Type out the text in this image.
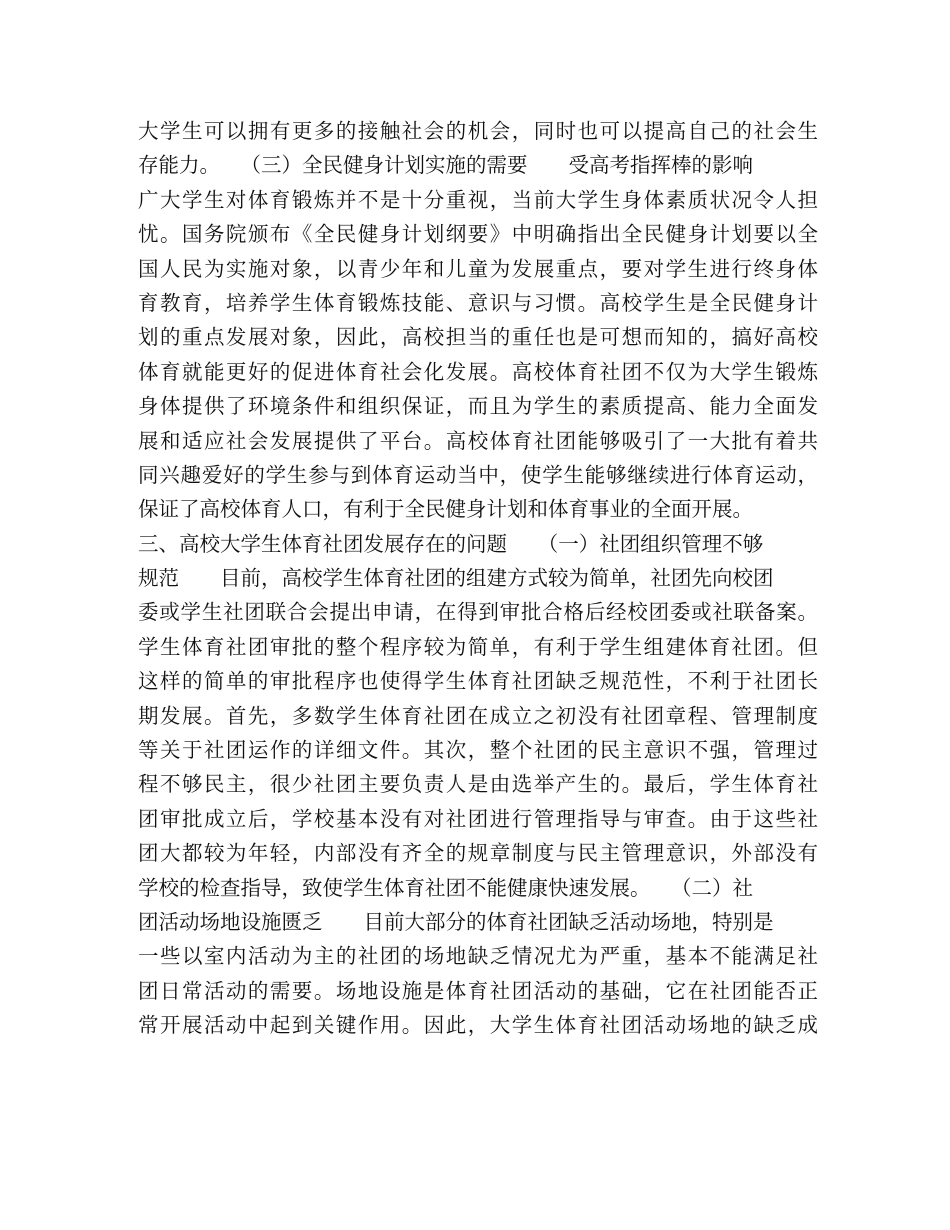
大学生可以拥有更多的接触社会的机会，同时也可以提高自己的社会生
存能力。　　（三）全民健身计划实施的需要　　受高考指挥棒的影响
广大学生对体育锻炼并不是十分重视，当前大学生身体素质状况令人担
忧。国务院颁布《全民健身计划纲要》中明确指出全民健身计划要以全
国人民为实施对象，以青少年和儿童为发展重点，要对学生进行终身体
育教育，培养学生体育锻炼技能、意识与习惯。高校学生是全民健身计
划的重点发展对象，因此，高校担当的重任也是可想而知的，搞好高校
体育就能更好的促进体育社会化发展。高校体育社团不仅为大学生锻炼
身体提供了环境条件和组织保证，而且为学生的素质提高、能力全面发
展和适应社会发展提供了平台。高校体育社团能够吸引了一大批有着共
同兴趣爱好的学生参与到体育运动当中，使学生能够继续进行体育运动，
保证了高校体育人口，有利于全民健身计划和体育事业的全面开展。
三、高校大学生体育社团发展存在的问题　　（一）社团组织管理不够
规范　　目前，高校学生体育社团的组建方式较为简单，社团先向校团
委或学生社团联合会提出申请，在得到审批合格后经校团委或社联备案。
学生体育社团审批的整个程序较为简单，有利于学生组建体育社团。但
这样的简单的审批程序也使得学生体育社团缺乏规范性，不利于社团长
期发展。首先，多数学生体育社团在成立之初没有社团章程、管理制度
等关于社团运作的详细文件。其次，整个社团的民主意识不强，管理过
程不够民主，很少社团主要负责人是由选举产生的。最后，学生体育社
团审批成立后，学校基本没有对社团进行管理指导与审查。由于这些社
团大都较为年轻，内部没有齐全的规章制度与民主管理意识，外部没有
学校的检查指导，致使学生体育社团不能健康快速发展。　　（二）社
团活动场地设施匮乏　　目前大部分的体育社团缺乏活动场地，特别是
一些以室内活动为主的社团的场地缺乏情况尤为严重，基本不能满足社
团日常活动的需要。场地设施是体育社团活动的基础，它在社团能否正
常开展活动中起到关键作用。因此，大学生体育社团活动场地的缺乏成
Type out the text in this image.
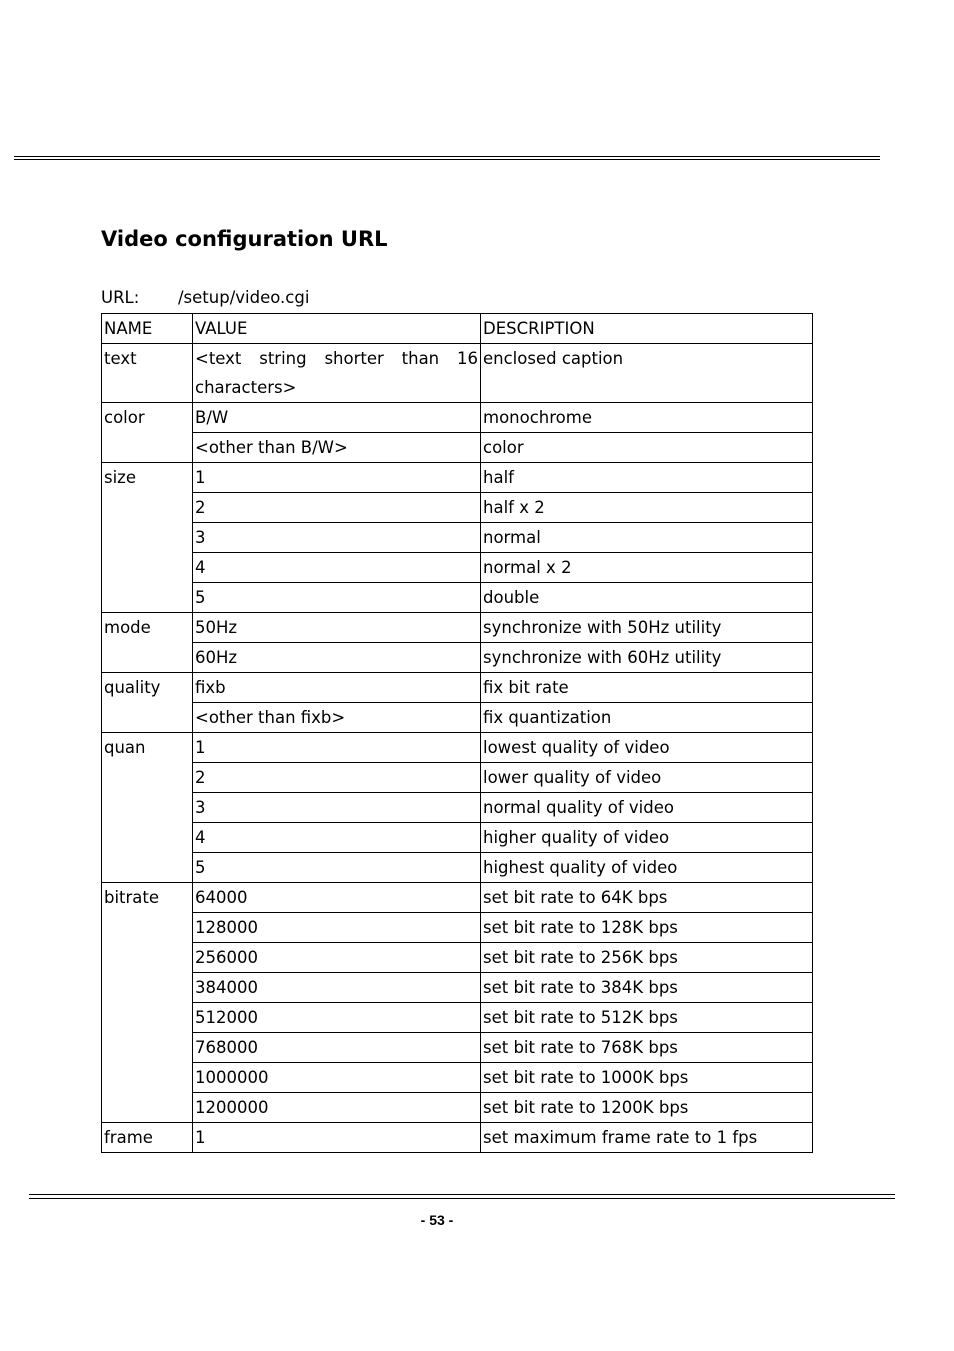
Video configuration URL
URL: /setup/video.cgi
NAME	VALUE	DESCRIPTION
text	<text string shorter than 16 characters>	enclosed caption
color	B/W	monochrome
	<other than B/W>	color
size	1	half
	2	half x 2
	3	normal
	4	normal x 2
	5	double
mode	50Hz	synchronize with 50Hz utility
	60Hz	synchronize with 60Hz utility
quality	fixb	fix bit rate
	<other than fixb>	fix quantization
quan	1	lowest quality of video
	2	lower quality of video
	3	normal quality of video
	4	higher quality of video
	5	highest quality of video
bitrate	64000	set bit rate to 64K bps
	128000	set bit rate to 128K bps
	256000	set bit rate to 256K bps
	384000	set bit rate to 384K bps
	512000	set bit rate to 512K bps
	768000	set bit rate to 768K bps
	1000000	set bit rate to 1000K bps
	1200000	set bit rate to 1200K bps
frame	1	set maximum frame rate to 1 fps
- 53 -
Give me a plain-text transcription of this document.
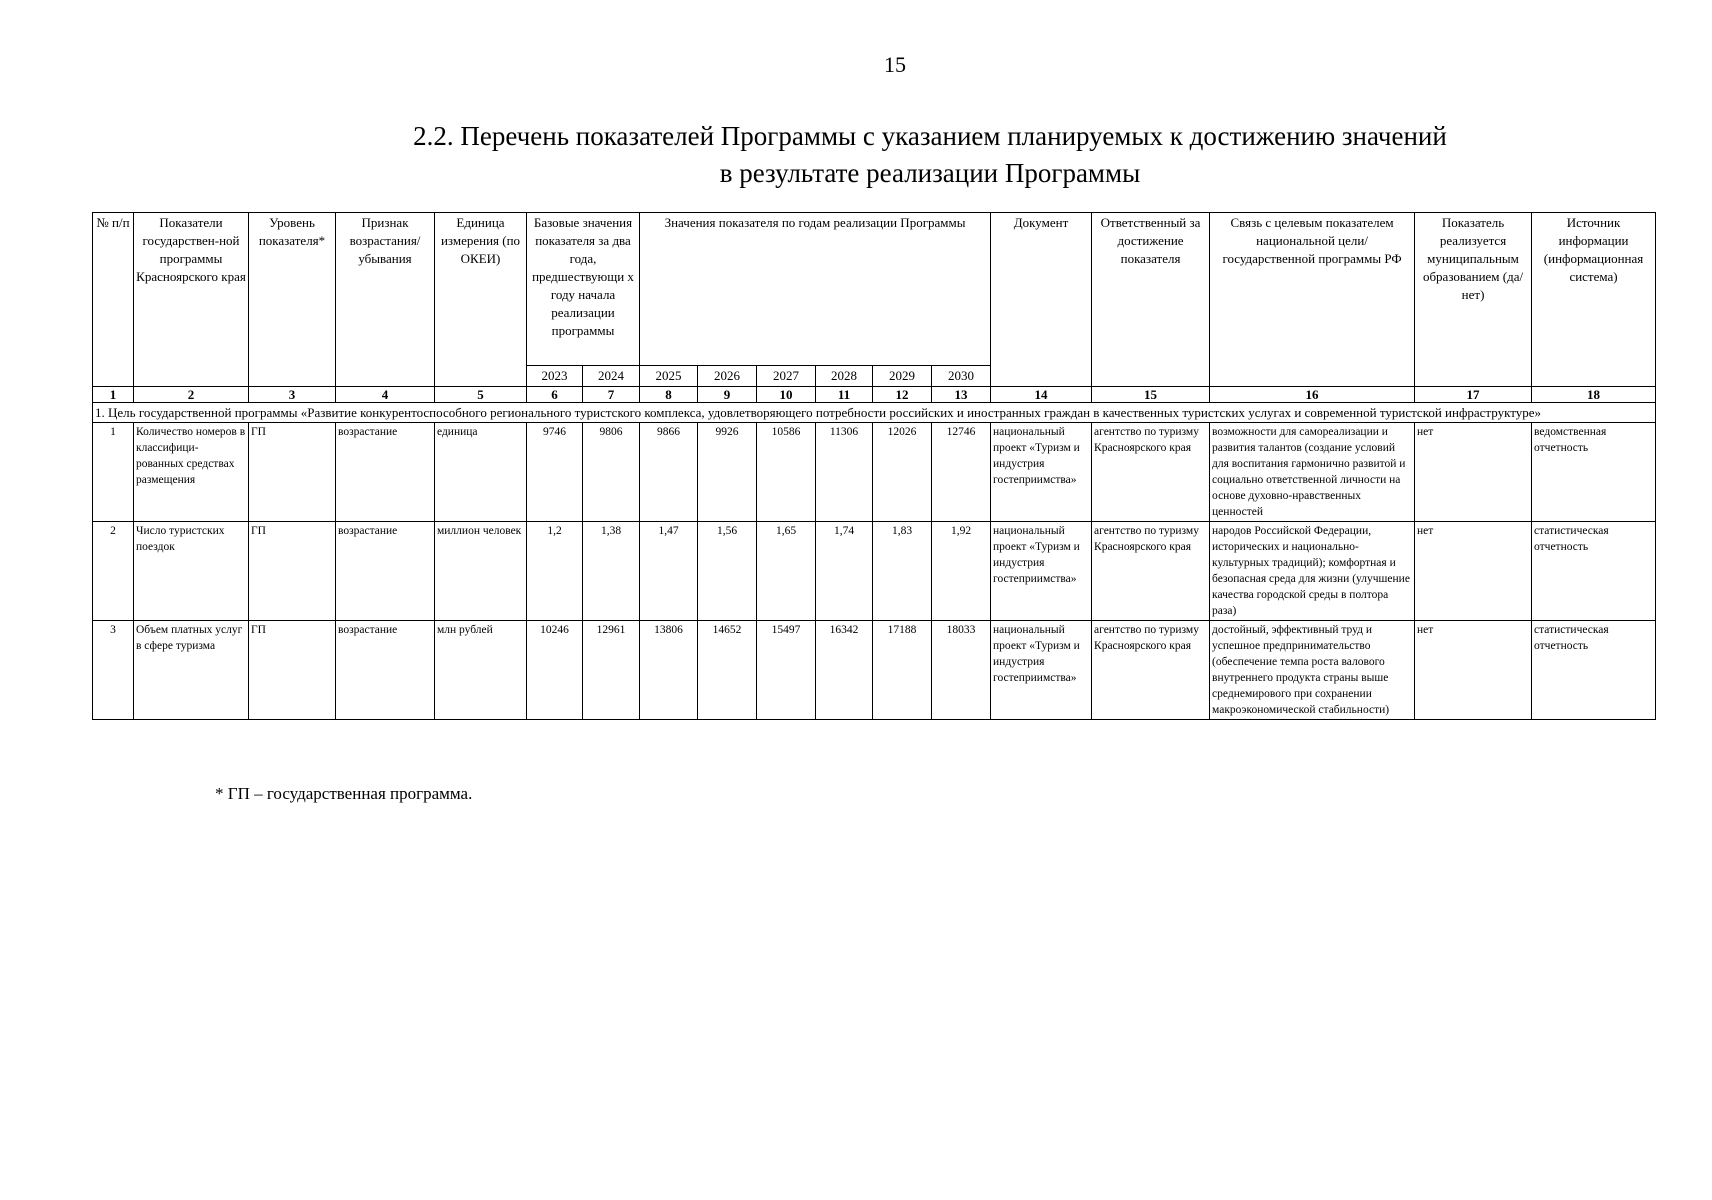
15
2.2. Перечень показателей Программы с указанием планируемых к достижению значений
в результате реализации Программы
№ п/п	Показатели государствен-ной программы Красноярского края	Уровень показателя*	Признак возрастания/ убывания	Единица измерения (по ОКЕИ)	Базовые значения показателя за два года, предшествующи х году начала реализации программы		Значения показателя по годам реализации Программы						Документ	Ответственный за достижение показателя	Связь с целевым показателем национальной цели/государственной программы РФ	Показатель реализуется муниципальным образованием (да/нет)	Источник информации (информационная система)
					2023	2024	2025	2026	2027	2028	2029	2030					
1	2	3	4	5	6	7	8	9	10	11	12	13	14	15	16	17	18
1. Цель государственной программы «Развитие конкурентоспособного регионального туристского комплекса, удовлетворяющего потребности российских и иностранных граждан в качественных туристских услугах и современной туристской инфраструктуре»																	
1	Количество номеров в классифици-рованных средствах размещения	ГП	возрастание	единица	9746	9806	9866	9926	10586	11306	12026	12746	национальный проект «Туризм и индустрия гостеприимства»	агентство по туризму Красноярского края	возможности для самореализации и развития талантов (создание условий для воспитания гармонично развитой и социально ответственной личности на основе духовно-нравственных ценностей	нет	ведомственная отчетность
2	Число туристских поездок	ГП	возрастание	миллион человек	1,2	1,38	1,47	1,56	1,65	1,74	1,83	1,92	национальный проект «Туризм и индустрия гостеприимства»	агентство по туризму Красноярского края	народов Российской Федерации, исторических и национально-культурных традиций); комфортная и безопасная среда для жизни (улучшение качества городской среды в полтора раза)	нет	статистическая отчетность
3	Объем платных услуг в сфере туризма	ГП	возрастание	млн рублей	10246	12961	13806	14652	15497	16342	17188	18033	национальный проект «Туризм и индустрия гостеприимства»	агентство по туризму Красноярского края	достойный, эффективный труд и успешное предпринимательство (обеспечение темпа роста валового внутреннего продукта страны выше среднемирового при сохранении макроэкономической стабильности)	нет	статистическая отчетность
* ГП – государственная программа.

********

# Problem statement
Leaving the pictures aside, transcribe the entire listing exactly.

# Written response
Type out the text in this image.
大学生可以拥有更多的接触社会的机会，同时也可以提高自己的社会生
存能力。　　（三）全民健身计划实施的需要　　受高考指挥棒的影响
广大学生对体育锻炼并不是十分重视，当前大学生身体素质状况令人担
忧。国务院颁布《全民健身计划纲要》中明确指出全民健身计划要以全
国人民为实施对象，以青少年和儿童为发展重点，要对学生进行终身体
育教育，培养学生体育锻炼技能、意识与习惯。高校学生是全民健身计
划的重点发展对象，因此，高校担当的重任也是可想而知的，搞好高校
体育就能更好的促进体育社会化发展。高校体育社团不仅为大学生锻炼
身体提供了环境条件和组织保证，而且为学生的素质提高、能力全面发
展和适应社会发展提供了平台。高校体育社团能够吸引了一大批有着共
同兴趣爱好的学生参与到体育运动当中，使学生能够继续进行体育运动，
保证了高校体育人口，有利于全民健身计划和体育事业的全面开展。
三、高校大学生体育社团发展存在的问题　　（一）社团组织管理不够
规范　　目前，高校学生体育社团的组建方式较为简单，社团先向校团
委或学生社团联合会提出申请，在得到审批合格后经校团委或社联备案。
学生体育社团审批的整个程序较为简单，有利于学生组建体育社团。但
这样的简单的审批程序也使得学生体育社团缺乏规范性，不利于社团长
期发展。首先，多数学生体育社团在成立之初没有社团章程、管理制度
等关于社团运作的详细文件。其次，整个社团的民主意识不强，管理过
程不够民主，很少社团主要负责人是由选举产生的。最后，学生体育社
团审批成立后，学校基本没有对社团进行管理指导与审查。由于这些社
团大都较为年轻，内部没有齐全的规章制度与民主管理意识，外部没有
学校的检查指导，致使学生体育社团不能健康快速发展。　　（二）社
团活动场地设施匮乏　　目前大部分的体育社团缺乏活动场地，特别是
一些以室内活动为主的社团的场地缺乏情况尤为严重，基本不能满足社
团日常活动的需要。场地设施是体育社团活动的基础，它在社团能否正
常开展活动中起到关键作用。因此，大学生体育社团活动场地的缺乏成
Type out the text in this image.
Video configuration URL
URL: /setup/video.cgi
NAME	VALUE	DESCRIPTION
text	<text string shorter than 16 characters>	enclosed caption
color	B/W	monochrome
	<other than B/W>	color
size	1	half
	2	half x 2
	3	normal
	4	normal x 2
	5	double
mode	50Hz	synchronize with 50Hz utility
	60Hz	synchronize with 60Hz utility
quality	fixb	fix bit rate
	<other than fixb>	fix quantization
quan	1	lowest quality of video
	2	lower quality of video
	3	normal quality of video
	4	higher quality of video
	5	highest quality of video
bitrate	64000	set bit rate to 64K bps
	128000	set bit rate to 128K bps
	256000	set bit rate to 256K bps
	384000	set bit rate to 384K bps
	512000	set bit rate to 512K bps
	768000	set bit rate to 768K bps
	1000000	set bit rate to 1000K bps
	1200000	set bit rate to 1200K bps
frame	1	set maximum frame rate to 1 fps
- 53 -
Give me a plain-text transcription of this document.
15
2.2. Перечень показателей Программы с указанием планируемых к достижению значений
в результате реализации Программы
№ п/п	Показатели государствен-ной программы Красноярского края	Уровень показателя*	Признак возрастания/ убывания	Единица измерения (по ОКЕИ)	Базовые значения показателя за два года, предшествующи х году начала реализации программы		Значения показателя по годам реализации Программы						Документ	Ответственный за достижение показателя	Связь с целевым показателем национальной цели/государственной программы РФ	Показатель реализуется муниципальным образованием (да/нет)	Источник информации (информационная система)
					2023	2024	2025	2026	2027	2028	2029	2030					
1	2	3	4	5	6	7	8	9	10	11	12	13	14	15	16	17	18
1. Цель государственной программы «Развитие конкурентоспособного регионального туристского комплекса, удовлетворяющего потребности российских и иностранных граждан в качественных туристских услугах и современной туристской инфраструктуре»																	
1	Количество номеров в классифици-рованных средствах размещения	ГП	возрастание	единица	9746	9806	9866	9926	10586	11306	12026	12746	национальный проект «Туризм и индустрия гостеприимства»	агентство по туризму Красноярского края	возможности для самореализации и развития талантов (создание условий для воспитания гармонично развитой и социально ответственной личности на основе духовно-нравственных ценностей	нет	ведомственная отчетность
2	Число туристских поездок	ГП	возрастание	миллион человек	1,2	1,38	1,47	1,56	1,65	1,74	1,83	1,92	национальный проект «Туризм и индустрия гостеприимства»	агентство по туризму Красноярского края	народов Российской Федерации, исторических и национально-культурных традиций); комфортная и безопасная среда для жизни (улучшение качества городской среды в полтора раза)	нет	статистическая отчетность
3	Объем платных услуг в сфере туризма	ГП	возрастание	млн рублей	10246	12961	13806	14652	15497	16342	17188	18033	национальный проект «Туризм и индустрия гостеприимства»	агентство по туризму Красноярского края	достойный, эффективный труд и успешное предпринимательство (обеспечение темпа роста валового внутреннего продукта страны выше среднемирового при сохранении макроэкономической стабильности)	нет	статистическая отчетность
* ГП – государственная программа.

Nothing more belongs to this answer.